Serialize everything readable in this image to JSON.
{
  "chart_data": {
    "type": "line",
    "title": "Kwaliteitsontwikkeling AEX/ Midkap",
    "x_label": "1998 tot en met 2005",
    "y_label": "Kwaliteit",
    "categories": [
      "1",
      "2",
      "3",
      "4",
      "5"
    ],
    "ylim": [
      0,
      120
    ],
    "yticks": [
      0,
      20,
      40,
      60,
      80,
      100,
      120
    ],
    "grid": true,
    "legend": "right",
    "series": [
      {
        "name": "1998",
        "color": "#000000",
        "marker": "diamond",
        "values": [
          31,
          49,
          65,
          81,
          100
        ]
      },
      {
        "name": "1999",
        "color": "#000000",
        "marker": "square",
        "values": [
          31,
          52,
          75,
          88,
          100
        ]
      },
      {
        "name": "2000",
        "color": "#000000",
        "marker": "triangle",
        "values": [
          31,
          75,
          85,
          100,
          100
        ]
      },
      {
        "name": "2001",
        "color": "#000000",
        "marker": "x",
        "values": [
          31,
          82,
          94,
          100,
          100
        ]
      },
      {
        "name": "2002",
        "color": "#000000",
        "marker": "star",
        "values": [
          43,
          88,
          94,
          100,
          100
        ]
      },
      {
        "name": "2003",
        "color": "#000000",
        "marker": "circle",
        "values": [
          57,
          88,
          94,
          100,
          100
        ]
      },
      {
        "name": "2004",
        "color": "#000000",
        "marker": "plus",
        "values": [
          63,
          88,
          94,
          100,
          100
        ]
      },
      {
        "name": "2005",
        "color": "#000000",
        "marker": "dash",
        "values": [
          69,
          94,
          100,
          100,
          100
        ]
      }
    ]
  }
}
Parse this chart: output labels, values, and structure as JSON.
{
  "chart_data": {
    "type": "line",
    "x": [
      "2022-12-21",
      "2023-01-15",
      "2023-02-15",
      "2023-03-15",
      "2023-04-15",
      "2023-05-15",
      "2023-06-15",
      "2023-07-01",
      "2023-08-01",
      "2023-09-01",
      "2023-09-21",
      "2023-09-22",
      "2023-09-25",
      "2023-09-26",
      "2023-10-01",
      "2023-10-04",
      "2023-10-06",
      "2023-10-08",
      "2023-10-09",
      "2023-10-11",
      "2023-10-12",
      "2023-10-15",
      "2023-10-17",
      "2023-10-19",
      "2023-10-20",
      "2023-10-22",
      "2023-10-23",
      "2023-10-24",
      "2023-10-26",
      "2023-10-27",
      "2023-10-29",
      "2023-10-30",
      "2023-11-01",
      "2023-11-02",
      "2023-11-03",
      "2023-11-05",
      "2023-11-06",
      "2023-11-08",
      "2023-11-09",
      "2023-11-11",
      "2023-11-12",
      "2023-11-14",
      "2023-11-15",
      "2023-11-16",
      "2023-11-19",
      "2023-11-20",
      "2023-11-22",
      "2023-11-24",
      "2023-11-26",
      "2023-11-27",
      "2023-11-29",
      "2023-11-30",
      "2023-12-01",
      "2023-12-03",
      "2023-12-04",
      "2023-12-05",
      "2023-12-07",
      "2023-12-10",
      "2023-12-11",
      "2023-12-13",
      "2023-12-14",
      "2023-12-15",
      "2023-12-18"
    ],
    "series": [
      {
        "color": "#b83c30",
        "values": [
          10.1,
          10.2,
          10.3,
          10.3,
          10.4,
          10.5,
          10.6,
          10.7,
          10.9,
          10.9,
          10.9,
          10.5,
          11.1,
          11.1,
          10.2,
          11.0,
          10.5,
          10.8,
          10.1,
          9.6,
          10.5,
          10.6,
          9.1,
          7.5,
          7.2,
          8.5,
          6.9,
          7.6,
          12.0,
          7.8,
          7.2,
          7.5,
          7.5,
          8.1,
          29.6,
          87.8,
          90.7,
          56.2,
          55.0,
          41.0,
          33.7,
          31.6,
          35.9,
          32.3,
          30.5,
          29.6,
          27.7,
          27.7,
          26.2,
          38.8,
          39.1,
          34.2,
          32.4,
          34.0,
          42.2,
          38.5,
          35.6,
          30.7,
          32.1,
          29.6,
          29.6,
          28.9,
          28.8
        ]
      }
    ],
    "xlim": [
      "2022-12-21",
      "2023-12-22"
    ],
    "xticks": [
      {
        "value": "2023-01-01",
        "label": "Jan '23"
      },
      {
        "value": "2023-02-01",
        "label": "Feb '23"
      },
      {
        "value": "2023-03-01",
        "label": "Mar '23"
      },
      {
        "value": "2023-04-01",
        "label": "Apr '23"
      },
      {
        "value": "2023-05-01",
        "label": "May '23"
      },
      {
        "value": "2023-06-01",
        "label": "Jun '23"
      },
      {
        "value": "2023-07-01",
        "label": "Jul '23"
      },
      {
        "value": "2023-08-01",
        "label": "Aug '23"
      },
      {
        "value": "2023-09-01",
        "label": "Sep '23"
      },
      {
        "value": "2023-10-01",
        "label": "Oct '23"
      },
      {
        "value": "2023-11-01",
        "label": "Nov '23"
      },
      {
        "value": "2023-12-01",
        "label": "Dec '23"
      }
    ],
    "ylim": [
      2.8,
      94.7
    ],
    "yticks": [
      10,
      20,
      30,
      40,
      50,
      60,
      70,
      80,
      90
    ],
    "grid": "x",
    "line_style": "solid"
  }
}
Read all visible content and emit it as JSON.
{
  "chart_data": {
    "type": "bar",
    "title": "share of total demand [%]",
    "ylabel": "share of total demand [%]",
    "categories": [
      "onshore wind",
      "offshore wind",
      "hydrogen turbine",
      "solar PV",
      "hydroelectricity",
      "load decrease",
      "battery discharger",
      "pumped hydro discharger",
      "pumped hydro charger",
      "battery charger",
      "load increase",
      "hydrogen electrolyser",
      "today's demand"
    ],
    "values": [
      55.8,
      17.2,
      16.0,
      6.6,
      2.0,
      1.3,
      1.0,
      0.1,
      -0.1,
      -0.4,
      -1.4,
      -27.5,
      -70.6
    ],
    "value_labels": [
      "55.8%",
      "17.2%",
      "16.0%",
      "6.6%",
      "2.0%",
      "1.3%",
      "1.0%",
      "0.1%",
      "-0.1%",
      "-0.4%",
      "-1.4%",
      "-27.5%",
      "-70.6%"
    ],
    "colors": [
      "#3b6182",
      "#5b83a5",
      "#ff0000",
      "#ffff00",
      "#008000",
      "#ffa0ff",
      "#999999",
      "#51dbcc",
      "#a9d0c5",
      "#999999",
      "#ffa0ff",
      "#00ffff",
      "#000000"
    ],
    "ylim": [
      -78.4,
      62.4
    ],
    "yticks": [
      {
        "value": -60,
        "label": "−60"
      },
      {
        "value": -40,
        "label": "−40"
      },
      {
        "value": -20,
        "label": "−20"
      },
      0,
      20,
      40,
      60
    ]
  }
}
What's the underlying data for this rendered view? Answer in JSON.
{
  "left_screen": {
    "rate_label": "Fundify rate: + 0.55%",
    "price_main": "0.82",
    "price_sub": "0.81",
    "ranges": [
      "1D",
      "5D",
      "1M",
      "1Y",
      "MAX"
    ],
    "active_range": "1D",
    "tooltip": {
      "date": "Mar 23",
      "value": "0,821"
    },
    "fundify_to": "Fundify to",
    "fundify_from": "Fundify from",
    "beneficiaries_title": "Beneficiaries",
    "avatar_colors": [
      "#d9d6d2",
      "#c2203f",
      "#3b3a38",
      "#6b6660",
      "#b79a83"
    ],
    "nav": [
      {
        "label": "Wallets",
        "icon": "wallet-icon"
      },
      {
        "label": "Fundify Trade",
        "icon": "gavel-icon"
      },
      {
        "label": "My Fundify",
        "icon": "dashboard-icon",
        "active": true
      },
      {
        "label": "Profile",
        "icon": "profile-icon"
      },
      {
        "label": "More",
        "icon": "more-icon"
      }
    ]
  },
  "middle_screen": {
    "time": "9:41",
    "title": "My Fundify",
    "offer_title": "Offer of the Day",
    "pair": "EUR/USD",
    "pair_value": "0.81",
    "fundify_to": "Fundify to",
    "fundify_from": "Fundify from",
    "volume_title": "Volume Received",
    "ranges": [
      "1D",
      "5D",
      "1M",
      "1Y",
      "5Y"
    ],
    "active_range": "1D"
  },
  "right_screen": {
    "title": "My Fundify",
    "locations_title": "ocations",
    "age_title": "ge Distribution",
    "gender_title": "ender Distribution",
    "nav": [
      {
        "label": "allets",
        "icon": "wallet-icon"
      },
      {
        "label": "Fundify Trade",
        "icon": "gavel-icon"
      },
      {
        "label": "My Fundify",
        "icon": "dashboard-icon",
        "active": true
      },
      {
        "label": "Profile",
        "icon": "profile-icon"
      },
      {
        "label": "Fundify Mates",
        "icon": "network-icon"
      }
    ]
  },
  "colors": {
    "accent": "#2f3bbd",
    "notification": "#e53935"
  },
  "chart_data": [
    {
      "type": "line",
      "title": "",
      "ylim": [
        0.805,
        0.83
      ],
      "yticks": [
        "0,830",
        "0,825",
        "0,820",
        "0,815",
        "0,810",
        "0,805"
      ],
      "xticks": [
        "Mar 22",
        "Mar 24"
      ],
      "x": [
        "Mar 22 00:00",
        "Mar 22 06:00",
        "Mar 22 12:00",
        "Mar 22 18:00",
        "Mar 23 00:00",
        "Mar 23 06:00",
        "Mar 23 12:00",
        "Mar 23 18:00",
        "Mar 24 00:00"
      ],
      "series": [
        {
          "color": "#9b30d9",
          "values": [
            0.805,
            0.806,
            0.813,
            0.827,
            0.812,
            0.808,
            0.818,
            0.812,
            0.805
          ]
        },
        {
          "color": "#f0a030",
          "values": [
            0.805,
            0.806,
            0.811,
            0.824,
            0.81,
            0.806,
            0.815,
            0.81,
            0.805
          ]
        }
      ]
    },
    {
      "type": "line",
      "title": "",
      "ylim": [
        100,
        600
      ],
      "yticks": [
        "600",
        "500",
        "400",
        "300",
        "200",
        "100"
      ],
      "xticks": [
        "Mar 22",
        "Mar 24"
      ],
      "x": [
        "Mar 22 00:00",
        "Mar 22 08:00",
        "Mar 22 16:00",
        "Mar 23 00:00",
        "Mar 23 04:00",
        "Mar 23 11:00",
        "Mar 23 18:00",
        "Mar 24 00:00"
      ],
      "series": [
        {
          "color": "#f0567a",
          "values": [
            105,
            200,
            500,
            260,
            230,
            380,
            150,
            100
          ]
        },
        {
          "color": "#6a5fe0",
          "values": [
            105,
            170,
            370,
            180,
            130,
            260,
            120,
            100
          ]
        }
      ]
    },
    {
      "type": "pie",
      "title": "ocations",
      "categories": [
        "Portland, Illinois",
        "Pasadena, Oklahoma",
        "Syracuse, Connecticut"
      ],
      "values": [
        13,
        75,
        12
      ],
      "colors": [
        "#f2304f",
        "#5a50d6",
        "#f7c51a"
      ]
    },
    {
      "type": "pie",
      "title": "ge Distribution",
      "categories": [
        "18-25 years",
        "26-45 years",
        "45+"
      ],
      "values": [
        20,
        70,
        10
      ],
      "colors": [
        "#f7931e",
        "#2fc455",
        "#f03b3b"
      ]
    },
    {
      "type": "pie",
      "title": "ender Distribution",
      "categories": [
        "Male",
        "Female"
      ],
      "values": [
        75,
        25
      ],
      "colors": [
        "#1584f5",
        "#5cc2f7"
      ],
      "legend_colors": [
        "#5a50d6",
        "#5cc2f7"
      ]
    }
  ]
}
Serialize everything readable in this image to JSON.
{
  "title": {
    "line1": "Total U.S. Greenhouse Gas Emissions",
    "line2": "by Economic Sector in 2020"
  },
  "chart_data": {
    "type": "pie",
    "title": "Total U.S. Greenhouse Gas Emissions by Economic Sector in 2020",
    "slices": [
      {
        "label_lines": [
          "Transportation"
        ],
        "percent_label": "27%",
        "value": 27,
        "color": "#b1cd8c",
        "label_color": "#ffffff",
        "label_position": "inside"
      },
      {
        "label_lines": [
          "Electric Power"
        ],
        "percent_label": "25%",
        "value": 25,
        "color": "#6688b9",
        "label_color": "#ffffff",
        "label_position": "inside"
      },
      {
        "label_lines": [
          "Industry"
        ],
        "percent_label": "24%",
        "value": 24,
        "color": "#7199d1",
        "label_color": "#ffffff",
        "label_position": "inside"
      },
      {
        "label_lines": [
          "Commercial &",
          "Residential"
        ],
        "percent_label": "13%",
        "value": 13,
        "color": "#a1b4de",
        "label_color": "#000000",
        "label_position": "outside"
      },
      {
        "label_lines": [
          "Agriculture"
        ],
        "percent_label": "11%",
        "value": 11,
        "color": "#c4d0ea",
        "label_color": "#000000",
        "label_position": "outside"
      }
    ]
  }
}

************

**Task instructions**
Locate the lines above that hold the word "Sector". Show every one of them.

**Correct response**
    "line2": "by Economic Sector in 2020"
    "title": "Total U.S. Greenhouse Gas Emissions by Economic Sector in 2020",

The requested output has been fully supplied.